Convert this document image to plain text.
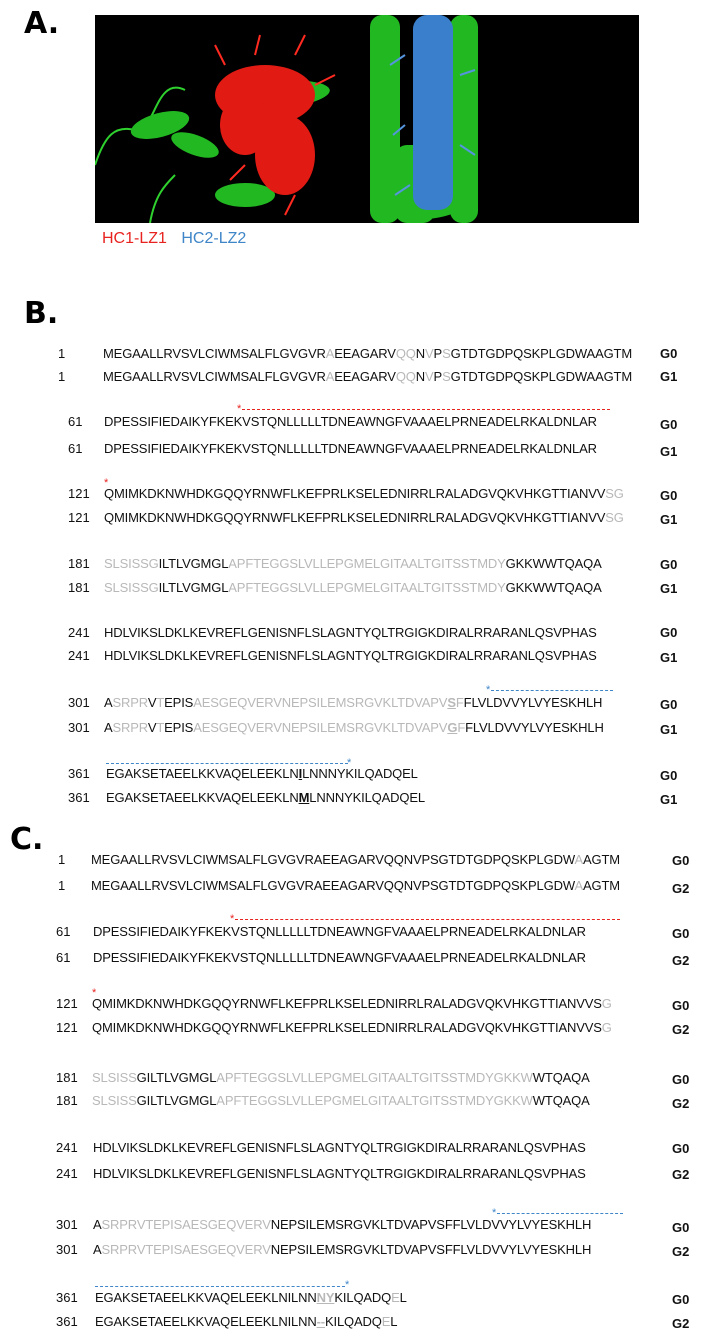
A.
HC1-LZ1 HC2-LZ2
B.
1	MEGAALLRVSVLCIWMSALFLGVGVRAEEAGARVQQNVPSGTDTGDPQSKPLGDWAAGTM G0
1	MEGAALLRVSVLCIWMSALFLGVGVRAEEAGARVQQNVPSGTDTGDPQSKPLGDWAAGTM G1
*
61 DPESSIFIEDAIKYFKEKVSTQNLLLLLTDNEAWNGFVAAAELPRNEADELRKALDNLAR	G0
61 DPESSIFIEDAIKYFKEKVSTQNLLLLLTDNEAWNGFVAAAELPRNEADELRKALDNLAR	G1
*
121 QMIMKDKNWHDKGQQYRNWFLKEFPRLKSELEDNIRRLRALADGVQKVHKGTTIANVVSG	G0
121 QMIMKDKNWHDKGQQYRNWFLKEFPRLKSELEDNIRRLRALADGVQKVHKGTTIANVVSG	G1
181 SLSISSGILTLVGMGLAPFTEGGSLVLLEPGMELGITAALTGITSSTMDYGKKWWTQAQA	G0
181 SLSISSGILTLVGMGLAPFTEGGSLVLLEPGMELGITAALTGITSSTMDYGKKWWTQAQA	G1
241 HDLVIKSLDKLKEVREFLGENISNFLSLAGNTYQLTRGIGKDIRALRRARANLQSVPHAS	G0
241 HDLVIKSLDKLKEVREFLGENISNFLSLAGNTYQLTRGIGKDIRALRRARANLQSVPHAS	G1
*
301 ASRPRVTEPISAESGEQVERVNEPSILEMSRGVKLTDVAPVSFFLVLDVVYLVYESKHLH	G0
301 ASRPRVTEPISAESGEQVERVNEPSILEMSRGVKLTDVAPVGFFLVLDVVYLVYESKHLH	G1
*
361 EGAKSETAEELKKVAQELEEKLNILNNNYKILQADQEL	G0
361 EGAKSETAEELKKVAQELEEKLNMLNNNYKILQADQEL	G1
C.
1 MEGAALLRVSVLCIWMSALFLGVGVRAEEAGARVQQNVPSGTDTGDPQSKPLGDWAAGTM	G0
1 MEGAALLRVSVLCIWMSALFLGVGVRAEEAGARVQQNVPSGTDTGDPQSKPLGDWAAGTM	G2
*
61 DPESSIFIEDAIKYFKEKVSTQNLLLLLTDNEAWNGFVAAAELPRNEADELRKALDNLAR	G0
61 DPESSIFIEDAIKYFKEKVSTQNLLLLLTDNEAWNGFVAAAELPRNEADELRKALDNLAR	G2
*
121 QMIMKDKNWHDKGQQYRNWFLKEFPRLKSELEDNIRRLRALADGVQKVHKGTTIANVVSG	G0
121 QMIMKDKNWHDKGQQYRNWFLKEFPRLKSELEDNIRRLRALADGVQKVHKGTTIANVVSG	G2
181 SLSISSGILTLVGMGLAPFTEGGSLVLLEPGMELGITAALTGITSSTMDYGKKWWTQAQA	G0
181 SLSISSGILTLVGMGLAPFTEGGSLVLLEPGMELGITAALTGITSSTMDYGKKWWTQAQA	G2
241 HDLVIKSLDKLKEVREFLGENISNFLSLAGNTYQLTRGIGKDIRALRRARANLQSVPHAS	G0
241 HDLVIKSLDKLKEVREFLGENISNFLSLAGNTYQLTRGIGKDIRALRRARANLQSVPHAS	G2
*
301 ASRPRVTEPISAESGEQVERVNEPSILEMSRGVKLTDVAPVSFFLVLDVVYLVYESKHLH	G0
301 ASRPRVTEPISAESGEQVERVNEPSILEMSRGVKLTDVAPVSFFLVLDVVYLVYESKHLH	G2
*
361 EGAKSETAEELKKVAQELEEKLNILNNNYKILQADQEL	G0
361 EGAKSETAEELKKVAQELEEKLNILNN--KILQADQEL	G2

+++++

=== Work to do ===
Output the data exactly. Pictures don't belong in the result.

=== Answer ===
Convert this document image to plain text.
A.
HC1-LZ1 HC2-LZ2
B.
1	MEGAALLRVSVLCIWMSALFLGVGVRAEEAGARVQQNVPSGTDTGDPQSKPLGDWAAGTM G0
1	MEGAALLRVSVLCIWMSALFLGVGVRAEEAGARVQQNVPSGTDTGDPQSKPLGDWAAGTM G1
*
61 DPESSIFIEDAIKYFKEKVSTQNLLLLLTDNEAWNGFVAAAELPRNEADELRKALDNLAR	G0
61 DPESSIFIEDAIKYFKEKVSTQNLLLLLTDNEAWNGFVAAAELPRNEADELRKALDNLAR	G1
*
121 QMIMKDKNWHDKGQQYRNWFLKEFPRLKSELEDNIRRLRALADGVQKVHKGTTIANVVSG	G0
121 QMIMKDKNWHDKGQQYRNWFLKEFPRLKSELEDNIRRLRALADGVQKVHKGTTIANVVSG	G1
181 SLSISSGILTLVGMGLAPFTEGGSLVLLEPGMELGITAALTGITSSTMDYGKKWWTQAQA	G0
181 SLSISSGILTLVGMGLAPFTEGGSLVLLEPGMELGITAALTGITSSTMDYGKKWWTQAQA	G1
241 HDLVIKSLDKLKEVREFLGENISNFLSLAGNTYQLTRGIGKDIRALRRARANLQSVPHAS	G0
241 HDLVIKSLDKLKEVREFLGENISNFLSLAGNTYQLTRGIGKDIRALRRARANLQSVPHAS	G1
*
301 ASRPRVTEPISAESGEQVERVNEPSILEMSRGVKLTDVAPVSFFLVLDVVYLVYESKHLH	G0
301 ASRPRVTEPISAESGEQVERVNEPSILEMSRGVKLTDVAPVGFFLVLDVVYLVYESKHLH	G1
*
361 EGAKSETAEELKKVAQELEEKLNILNNNYKILQADQEL	G0
361 EGAKSETAEELKKVAQELEEKLNMLNNNYKILQADQEL	G1
C.
1 MEGAALLRVSVLCIWMSALFLGVGVRAEEAGARVQQNVPSGTDTGDPQSKPLGDWAAGTM	G0
1 MEGAALLRVSVLCIWMSALFLGVGVRAEEAGARVQQNVPSGTDTGDPQSKPLGDWAAGTM	G2
*
61 DPESSIFIEDAIKYFKEKVSTQNLLLLLTDNEAWNGFVAAAELPRNEADELRKALDNLAR	G0
61 DPESSIFIEDAIKYFKEKVSTQNLLLLLTDNEAWNGFVAAAELPRNEADELRKALDNLAR	G2
*
121 QMIMKDKNWHDKGQQYRNWFLKEFPRLKSELEDNIRRLRALADGVQKVHKGTTIANVVSG	G0
121 QMIMKDKNWHDKGQQYRNWFLKEFPRLKSELEDNIRRLRALADGVQKVHKGTTIANVVSG	G2
181 SLSISSGILTLVGMGLAPFTEGGSLVLLEPGMELGITAALTGITSSTMDYGKKWWTQAQA	G0
181 SLSISSGILTLVGMGLAPFTEGGSLVLLEPGMELGITAALTGITSSTMDYGKKWWTQAQA	G2
241 HDLVIKSLDKLKEVREFLGENISNFLSLAGNTYQLTRGIGKDIRALRRARANLQSVPHAS	G0
241 HDLVIKSLDKLKEVREFLGENISNFLSLAGNTYQLTRGIGKDIRALRRARANLQSVPHAS	G2
*
301 ASRPRVTEPISAESGEQVERVNEPSILEMSRGVKLTDVAPVSFFLVLDVVYLVYESKHLH	G0
301 ASRPRVTEPISAESGEQVERVNEPSILEMSRGVKLTDVAPVSFFLVLDVVYLVYESKHLH	G2
*
361 EGAKSETAEELKKVAQELEEKLNILNNNYKILQADQEL	G0
361 EGAKSETAEELKKVAQELEEKLNILNN--KILQADQEL	G2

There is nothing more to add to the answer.